• Collected data entries:
• • • •
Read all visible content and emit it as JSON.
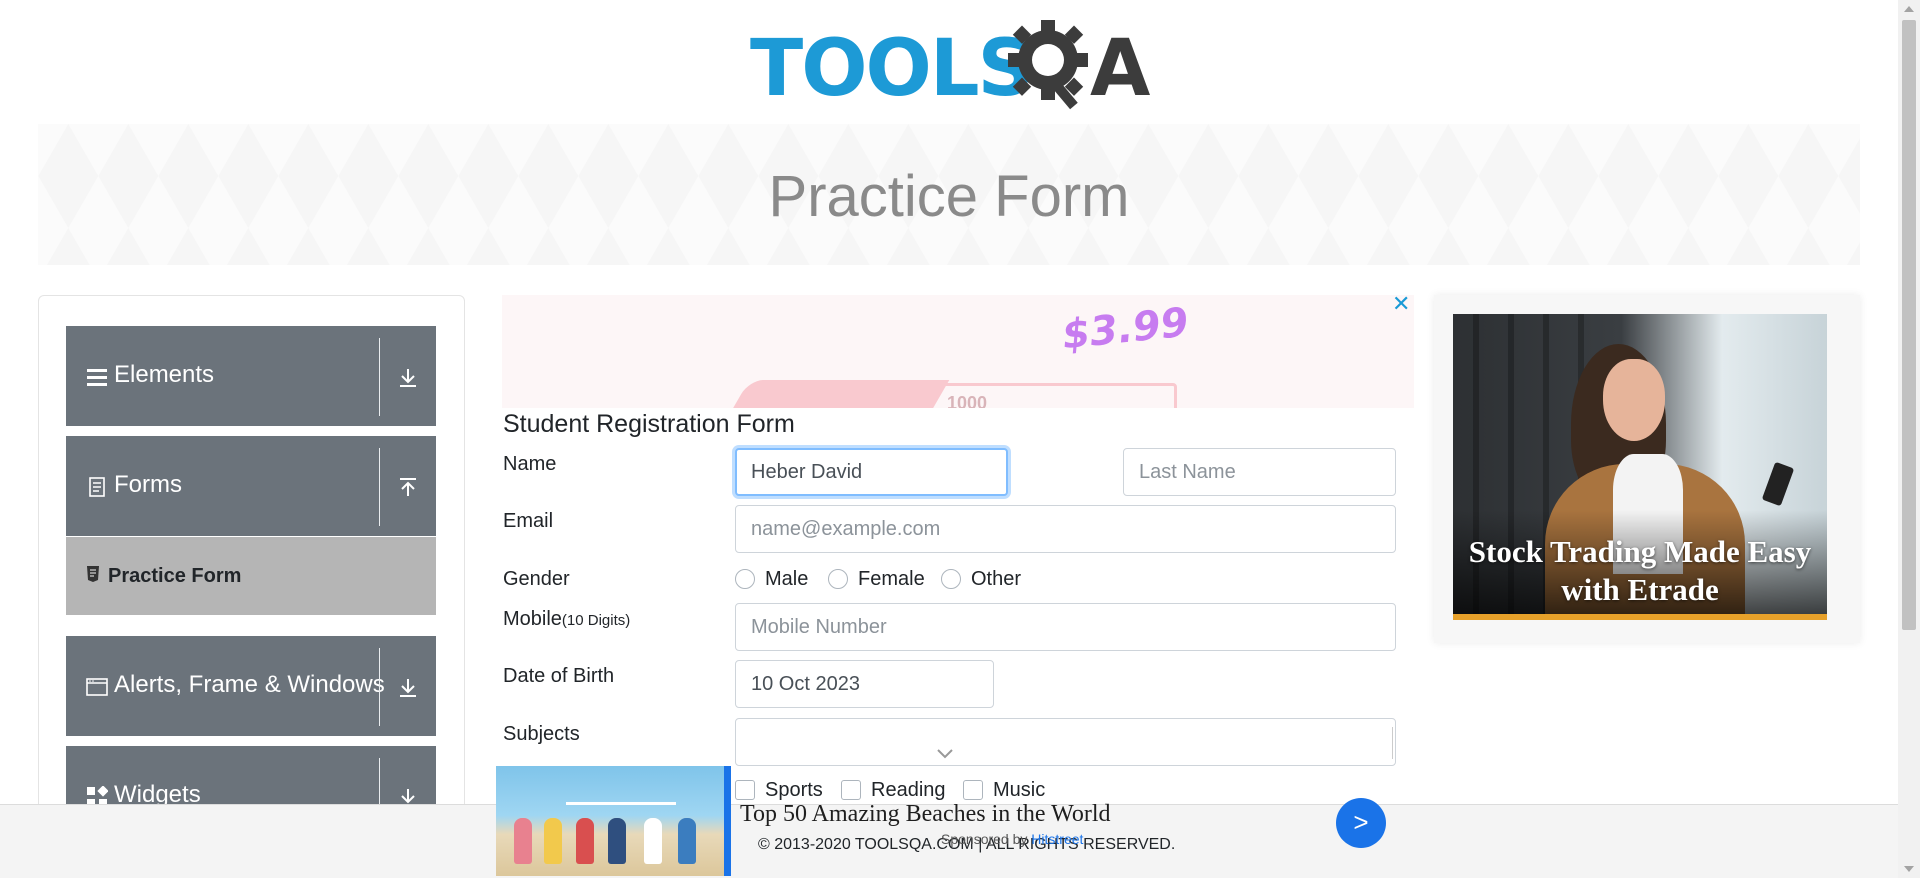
{
  "header": {
    "logo_text": "TOOLS",
    "logo_q": "Q",
    "logo_a": "A"
  },
  "banner": {
    "title": "Practice Form"
  },
  "sidebar": {
    "groups": [
      {
        "label": "Elements",
        "icon": "hamburger-icon",
        "state": "collapsed"
      },
      {
        "label": "Forms",
        "icon": "document-icon",
        "state": "expanded"
      },
      {
        "label": "Alerts, Frame & Windows",
        "icon": "window-icon",
        "state": "collapsed"
      },
      {
        "label": "Widgets",
        "icon": "widgets-icon",
        "state": "collapsed"
      }
    ],
    "active_item": {
      "label": "Practice Form",
      "icon": "form-icon"
    }
  },
  "top_ad": {
    "price": "$3.99",
    "number": "1000",
    "close": "✕"
  },
  "form": {
    "title": "Student Registration Form",
    "name_label": "Name",
    "first_name_value": "Heber David",
    "last_name_placeholder": "Last Name",
    "email_label": "Email",
    "email_placeholder": "name@example.com",
    "gender_label": "Gender",
    "gender_options": [
      "Male",
      "Female",
      "Other"
    ],
    "mobile_label": "Mobile",
    "mobile_hint": "(10 Digits)",
    "mobile_placeholder": "Mobile Number",
    "dob_label": "Date of Birth",
    "dob_value": "10 Oct 2023",
    "subjects_label": "Subjects",
    "hobbies": [
      "Sports",
      "Reading",
      "Music"
    ]
  },
  "right_ad": {
    "headline": "Stock Trading Made Easy with Etrade"
  },
  "bottom_ad": {
    "headline": "Top 50 Amazing Beaches in the World",
    "sponsored_prefix": "Sponsored by ",
    "sponsor": "Hitstreet",
    "go": ">"
  },
  "footer": {
    "text": "© 2013-2020 TOOLSQA.COM | ALL RIGHTS RESERVED."
  },
  "colors": {
    "brand_blue": "#1d9ad6",
    "sidebar_group": "#6b737b",
    "active_item": "#b5b5b5",
    "focus_border": "#80bdff"
  }
}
• • • •
• REQUIREMENTS: In the entries above, find lines with "icon" and copy each.

• EXERCISE SOLUTION:
        "icon": "hamburger-icon",
        "icon": "document-icon",
        "icon": "window-icon",
        "icon": "widgets-icon",
      "icon": "form-icon"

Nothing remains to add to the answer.